Exercise details: Extract every entry word for word.
begin
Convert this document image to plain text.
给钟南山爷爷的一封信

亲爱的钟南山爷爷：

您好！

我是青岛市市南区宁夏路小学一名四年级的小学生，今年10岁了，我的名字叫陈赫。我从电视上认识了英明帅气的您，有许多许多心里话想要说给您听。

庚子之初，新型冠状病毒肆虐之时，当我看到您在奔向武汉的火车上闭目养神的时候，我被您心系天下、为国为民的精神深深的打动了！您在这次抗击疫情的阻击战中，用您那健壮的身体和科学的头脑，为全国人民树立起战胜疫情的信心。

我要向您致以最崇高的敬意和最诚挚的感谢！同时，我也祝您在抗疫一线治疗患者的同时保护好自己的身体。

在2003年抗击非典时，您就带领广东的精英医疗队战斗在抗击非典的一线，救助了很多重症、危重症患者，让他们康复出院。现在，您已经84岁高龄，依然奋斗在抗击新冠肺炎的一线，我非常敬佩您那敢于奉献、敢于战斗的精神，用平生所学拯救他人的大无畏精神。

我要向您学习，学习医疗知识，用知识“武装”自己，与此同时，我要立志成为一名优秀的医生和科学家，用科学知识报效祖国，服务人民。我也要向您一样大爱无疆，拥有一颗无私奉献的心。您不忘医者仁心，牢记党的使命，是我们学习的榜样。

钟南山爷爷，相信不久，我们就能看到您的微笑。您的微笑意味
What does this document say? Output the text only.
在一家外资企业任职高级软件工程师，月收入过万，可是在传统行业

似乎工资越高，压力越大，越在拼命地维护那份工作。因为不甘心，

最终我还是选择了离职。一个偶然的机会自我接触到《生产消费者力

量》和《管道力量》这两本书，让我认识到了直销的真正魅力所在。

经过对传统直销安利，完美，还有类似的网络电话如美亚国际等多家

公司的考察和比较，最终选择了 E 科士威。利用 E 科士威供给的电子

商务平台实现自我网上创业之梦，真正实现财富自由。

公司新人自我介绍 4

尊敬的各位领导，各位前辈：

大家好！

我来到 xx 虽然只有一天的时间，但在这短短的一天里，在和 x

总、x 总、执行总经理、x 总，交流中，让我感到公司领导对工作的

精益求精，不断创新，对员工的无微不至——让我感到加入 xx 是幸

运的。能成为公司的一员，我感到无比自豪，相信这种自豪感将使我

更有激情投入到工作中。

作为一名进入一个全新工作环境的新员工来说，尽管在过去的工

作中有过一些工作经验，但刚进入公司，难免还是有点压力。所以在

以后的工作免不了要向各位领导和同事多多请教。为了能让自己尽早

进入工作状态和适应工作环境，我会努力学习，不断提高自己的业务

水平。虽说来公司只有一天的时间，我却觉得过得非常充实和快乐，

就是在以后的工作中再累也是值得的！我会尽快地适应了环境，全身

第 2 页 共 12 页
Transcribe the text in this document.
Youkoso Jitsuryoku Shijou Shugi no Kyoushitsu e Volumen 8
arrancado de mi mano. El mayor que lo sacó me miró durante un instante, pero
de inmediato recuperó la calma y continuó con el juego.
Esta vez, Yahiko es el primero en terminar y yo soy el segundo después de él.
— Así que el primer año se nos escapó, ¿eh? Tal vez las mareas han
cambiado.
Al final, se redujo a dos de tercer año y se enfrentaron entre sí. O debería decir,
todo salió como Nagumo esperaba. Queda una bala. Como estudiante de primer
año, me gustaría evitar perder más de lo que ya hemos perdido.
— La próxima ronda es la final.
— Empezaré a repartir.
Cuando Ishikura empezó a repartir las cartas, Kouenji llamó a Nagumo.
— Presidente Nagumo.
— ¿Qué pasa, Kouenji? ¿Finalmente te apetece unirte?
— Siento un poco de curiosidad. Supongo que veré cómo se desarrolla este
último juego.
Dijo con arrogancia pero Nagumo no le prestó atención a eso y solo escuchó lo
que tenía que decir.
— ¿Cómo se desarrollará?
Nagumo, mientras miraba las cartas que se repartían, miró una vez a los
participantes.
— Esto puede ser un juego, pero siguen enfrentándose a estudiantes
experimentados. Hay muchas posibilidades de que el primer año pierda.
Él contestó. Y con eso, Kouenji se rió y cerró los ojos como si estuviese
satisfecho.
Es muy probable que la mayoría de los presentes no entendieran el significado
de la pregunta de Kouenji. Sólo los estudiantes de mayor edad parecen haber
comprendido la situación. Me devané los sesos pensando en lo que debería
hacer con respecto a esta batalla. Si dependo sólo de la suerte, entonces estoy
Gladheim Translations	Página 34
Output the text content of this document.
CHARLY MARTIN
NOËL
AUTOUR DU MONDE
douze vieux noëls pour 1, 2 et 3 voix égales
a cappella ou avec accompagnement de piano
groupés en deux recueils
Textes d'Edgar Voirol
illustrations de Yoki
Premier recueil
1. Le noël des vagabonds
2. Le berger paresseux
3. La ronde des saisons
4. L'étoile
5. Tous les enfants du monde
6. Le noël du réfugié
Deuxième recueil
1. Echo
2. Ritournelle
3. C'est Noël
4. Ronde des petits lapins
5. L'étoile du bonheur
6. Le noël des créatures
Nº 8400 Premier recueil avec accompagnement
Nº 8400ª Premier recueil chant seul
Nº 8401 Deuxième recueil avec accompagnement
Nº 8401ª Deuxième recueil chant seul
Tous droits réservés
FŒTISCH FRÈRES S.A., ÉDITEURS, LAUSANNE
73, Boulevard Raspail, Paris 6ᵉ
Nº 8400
end
Solution below:
Convert this document image to plain text.
给钟南山爷爷的一封信

亲爱的钟南山爷爷：

您好！

我是青岛市市南区宁夏路小学一名四年级的小学生，今年10岁了，我的名字叫陈赫。我从电视上认识了英明帅气的您，有许多许多心里话想要说给您听。

庚子之初，新型冠状病毒肆虐之时，当我看到您在奔向武汉的火车上闭目养神的时候，我被您心系天下、为国为民的精神深深的打动了！您在这次抗击疫情的阻击战中，用您那健壮的身体和科学的头脑，为全国人民树立起战胜疫情的信心。

我要向您致以最崇高的敬意和最诚挚的感谢！同时，我也祝您在抗疫一线治疗患者的同时保护好自己的身体。

在2003年抗击非典时，您就带领广东的精英医疗队战斗在抗击非典的一线，救助了很多重症、危重症患者，让他们康复出院。现在，您已经84岁高龄，依然奋斗在抗击新冠肺炎的一线，我非常敬佩您那敢于奉献、敢于战斗的精神，用平生所学拯救他人的大无畏精神。

我要向您学习，学习医疗知识，用知识“武装”自己，与此同时，我要立志成为一名优秀的医生和科学家，用科学知识报效祖国，服务人民。我也要向您一样大爱无疆，拥有一颗无私奉献的心。您不忘医者仁心，牢记党的使命，是我们学习的榜样。

钟南山爷爷，相信不久，我们就能看到您的微笑。您的微笑意味
What does this document say? Output the text only.
在一家外资企业任职高级软件工程师，月收入过万，可是在传统行业

似乎工资越高，压力越大，越在拼命地维护那份工作。因为不甘心，

最终我还是选择了离职。一个偶然的机会自我接触到《生产消费者力

量》和《管道力量》这两本书，让我认识到了直销的真正魅力所在。

经过对传统直销安利，完美，还有类似的网络电话如美亚国际等多家

公司的考察和比较，最终选择了 E 科士威。利用 E 科士威供给的电子

商务平台实现自我网上创业之梦，真正实现财富自由。

公司新人自我介绍 4

尊敬的各位领导，各位前辈：

大家好！

我来到 xx 虽然只有一天的时间，但在这短短的一天里，在和 x

总、x 总、执行总经理、x 总，交流中，让我感到公司领导对工作的

精益求精，不断创新，对员工的无微不至——让我感到加入 xx 是幸

运的。能成为公司的一员，我感到无比自豪，相信这种自豪感将使我

更有激情投入到工作中。

作为一名进入一个全新工作环境的新员工来说，尽管在过去的工

作中有过一些工作经验，但刚进入公司，难免还是有点压力。所以在

以后的工作免不了要向各位领导和同事多多请教。为了能让自己尽早

进入工作状态和适应工作环境，我会努力学习，不断提高自己的业务

水平。虽说来公司只有一天的时间，我却觉得过得非常充实和快乐，

就是在以后的工作中再累也是值得的！我会尽快地适应了环境，全身

第 2 页 共 12 页
Transcribe the text in this document.
Youkoso Jitsuryoku Shijou Shugi no Kyoushitsu e Volumen 8
arrancado de mi mano. El mayor que lo sacó me miró durante un instante, pero
de inmediato recuperó la calma y continuó con el juego.
Esta vez, Yahiko es el primero en terminar y yo soy el segundo después de él.
— Así que el primer año se nos escapó, ¿eh? Tal vez las mareas han
cambiado.
Al final, se redujo a dos de tercer año y se enfrentaron entre sí. O debería decir,
todo salió como Nagumo esperaba. Queda una bala. Como estudiante de primer
año, me gustaría evitar perder más de lo que ya hemos perdido.
— La próxima ronda es la final.
— Empezaré a repartir.
Cuando Ishikura empezó a repartir las cartas, Kouenji llamó a Nagumo.
— Presidente Nagumo.
— ¿Qué pasa, Kouenji? ¿Finalmente te apetece unirte?
— Siento un poco de curiosidad. Supongo que veré cómo se desarrolla este
último juego.
Dijo con arrogancia pero Nagumo no le prestó atención a eso y solo escuchó lo
que tenía que decir.
— ¿Cómo se desarrollará?
Nagumo, mientras miraba las cartas que se repartían, miró una vez a los
participantes.
— Esto puede ser un juego, pero siguen enfrentándose a estudiantes
experimentados. Hay muchas posibilidades de que el primer año pierda.
Él contestó. Y con eso, Kouenji se rió y cerró los ojos como si estuviese
satisfecho.
Es muy probable que la mayoría de los presentes no entendieran el significado
de la pregunta de Kouenji. Sólo los estudiantes de mayor edad parecen haber
comprendido la situación. Me devané los sesos pensando en lo que debería
hacer con respecto a esta batalla. Si dependo sólo de la suerte, entonces estoy
Gladheim Translations	Página 34
Output the text content of this document.
CHARLY MARTIN
NOËL
AUTOUR DU MONDE
douze vieux noëls pour 1, 2 et 3 voix égales
a cappella ou avec accompagnement de piano
groupés en deux recueils
Textes d'Edgar Voirol
illustrations de Yoki
Premier recueil
1. Le noël des vagabonds
2. Le berger paresseux
3. La ronde des saisons
4. L'étoile
5. Tous les enfants du monde
6. Le noël du réfugié
Deuxième recueil
1. Echo
2. Ritournelle
3. C'est Noël
4. Ronde des petits lapins
5. L'étoile du bonheur
6. Le noël des créatures
Nº 8400 Premier recueil avec accompagnement
Nº 8400ª Premier recueil chant seul
Nº 8401 Deuxième recueil avec accompagnement
Nº 8401ª Deuxième recueil chant seul
Tous droits réservés
FŒTISCH FRÈRES S.A., ÉDITEURS, LAUSANNE
73, Boulevard Raspail, Paris 6ᵉ
Nº 8400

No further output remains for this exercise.